=== The input ===

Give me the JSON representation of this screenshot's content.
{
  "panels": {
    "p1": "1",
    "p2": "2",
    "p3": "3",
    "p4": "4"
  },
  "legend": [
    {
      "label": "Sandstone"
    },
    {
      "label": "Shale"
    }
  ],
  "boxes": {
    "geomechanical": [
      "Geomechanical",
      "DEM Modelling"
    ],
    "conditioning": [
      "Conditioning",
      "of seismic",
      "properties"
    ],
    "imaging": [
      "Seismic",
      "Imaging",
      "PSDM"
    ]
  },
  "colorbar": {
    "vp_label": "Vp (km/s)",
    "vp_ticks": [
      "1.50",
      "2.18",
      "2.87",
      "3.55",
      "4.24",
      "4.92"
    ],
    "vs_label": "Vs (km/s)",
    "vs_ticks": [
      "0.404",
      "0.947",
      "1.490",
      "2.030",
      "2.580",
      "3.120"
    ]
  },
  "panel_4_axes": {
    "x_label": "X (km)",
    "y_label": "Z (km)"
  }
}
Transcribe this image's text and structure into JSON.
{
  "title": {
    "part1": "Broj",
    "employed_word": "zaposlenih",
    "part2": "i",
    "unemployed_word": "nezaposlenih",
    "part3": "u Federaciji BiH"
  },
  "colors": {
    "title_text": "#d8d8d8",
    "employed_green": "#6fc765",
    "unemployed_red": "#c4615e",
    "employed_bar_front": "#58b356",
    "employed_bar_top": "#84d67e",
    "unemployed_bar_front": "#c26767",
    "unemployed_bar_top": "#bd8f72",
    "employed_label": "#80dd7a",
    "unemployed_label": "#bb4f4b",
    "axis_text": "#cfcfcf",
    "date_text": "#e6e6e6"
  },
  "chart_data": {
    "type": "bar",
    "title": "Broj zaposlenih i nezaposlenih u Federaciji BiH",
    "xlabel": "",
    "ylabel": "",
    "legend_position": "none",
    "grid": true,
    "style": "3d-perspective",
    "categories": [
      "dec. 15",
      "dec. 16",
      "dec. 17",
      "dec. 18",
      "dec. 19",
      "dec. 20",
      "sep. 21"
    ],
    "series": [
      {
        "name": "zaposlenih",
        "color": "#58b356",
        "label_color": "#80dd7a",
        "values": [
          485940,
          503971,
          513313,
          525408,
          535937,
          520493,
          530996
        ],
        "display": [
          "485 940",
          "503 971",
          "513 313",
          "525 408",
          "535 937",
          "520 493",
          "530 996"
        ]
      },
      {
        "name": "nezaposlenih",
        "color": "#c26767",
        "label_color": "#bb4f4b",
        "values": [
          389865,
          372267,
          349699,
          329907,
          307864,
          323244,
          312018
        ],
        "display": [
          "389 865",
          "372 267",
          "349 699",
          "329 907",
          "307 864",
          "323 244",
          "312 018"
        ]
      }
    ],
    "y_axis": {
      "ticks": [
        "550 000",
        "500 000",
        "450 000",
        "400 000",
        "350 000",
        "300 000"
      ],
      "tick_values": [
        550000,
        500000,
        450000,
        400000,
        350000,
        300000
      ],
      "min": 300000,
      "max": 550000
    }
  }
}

===

▸ **Directive**:
Print out every record again, exactly and in full.

▸ **Reply**:
Give me the JSON representation of this screenshot's content.
{
  "panels": {
    "p1": "1",
    "p2": "2",
    "p3": "3",
    "p4": "4"
  },
  "legend": [
    {
      "label": "Sandstone"
    },
    {
      "label": "Shale"
    }
  ],
  "boxes": {
    "geomechanical": [
      "Geomechanical",
      "DEM Modelling"
    ],
    "conditioning": [
      "Conditioning",
      "of seismic",
      "properties"
    ],
    "imaging": [
      "Seismic",
      "Imaging",
      "PSDM"
    ]
  },
  "colorbar": {
    "vp_label": "Vp (km/s)",
    "vp_ticks": [
      "1.50",
      "2.18",
      "2.87",
      "3.55",
      "4.24",
      "4.92"
    ],
    "vs_label": "Vs (km/s)",
    "vs_ticks": [
      "0.404",
      "0.947",
      "1.490",
      "2.030",
      "2.580",
      "3.120"
    ]
  },
  "panel_4_axes": {
    "x_label": "X (km)",
    "y_label": "Z (km)"
  }
}
Transcribe this image's text and structure into JSON.
{
  "title": {
    "part1": "Broj",
    "employed_word": "zaposlenih",
    "part2": "i",
    "unemployed_word": "nezaposlenih",
    "part3": "u Federaciji BiH"
  },
  "colors": {
    "title_text": "#d8d8d8",
    "employed_green": "#6fc765",
    "unemployed_red": "#c4615e",
    "employed_bar_front": "#58b356",
    "employed_bar_top": "#84d67e",
    "unemployed_bar_front": "#c26767",
    "unemployed_bar_top": "#bd8f72",
    "employed_label": "#80dd7a",
    "unemployed_label": "#bb4f4b",
    "axis_text": "#cfcfcf",
    "date_text": "#e6e6e6"
  },
  "chart_data": {
    "type": "bar",
    "title": "Broj zaposlenih i nezaposlenih u Federaciji BiH",
    "xlabel": "",
    "ylabel": "",
    "legend_position": "none",
    "grid": true,
    "style": "3d-perspective",
    "categories": [
      "dec. 15",
      "dec. 16",
      "dec. 17",
      "dec. 18",
      "dec. 19",
      "dec. 20",
      "sep. 21"
    ],
    "series": [
      {
        "name": "zaposlenih",
        "color": "#58b356",
        "label_color": "#80dd7a",
        "values": [
          485940,
          503971,
          513313,
          525408,
          535937,
          520493,
          530996
        ],
        "display": [
          "485 940",
          "503 971",
          "513 313",
          "525 408",
          "535 937",
          "520 493",
          "530 996"
        ]
      },
      {
        "name": "nezaposlenih",
        "color": "#c26767",
        "label_color": "#bb4f4b",
        "values": [
          389865,
          372267,
          349699,
          329907,
          307864,
          323244,
          312018
        ],
        "display": [
          "389 865",
          "372 267",
          "349 699",
          "329 907",
          "307 864",
          "323 244",
          "312 018"
        ]
      }
    ],
    "y_axis": {
      "ticks": [
        "550 000",
        "500 000",
        "450 000",
        "400 000",
        "350 000",
        "300 000"
      ],
      "tick_values": [
        550000,
        500000,
        450000,
        400000,
        350000,
        300000
      ],
      "min": 300000,
      "max": 550000
    }
  }
}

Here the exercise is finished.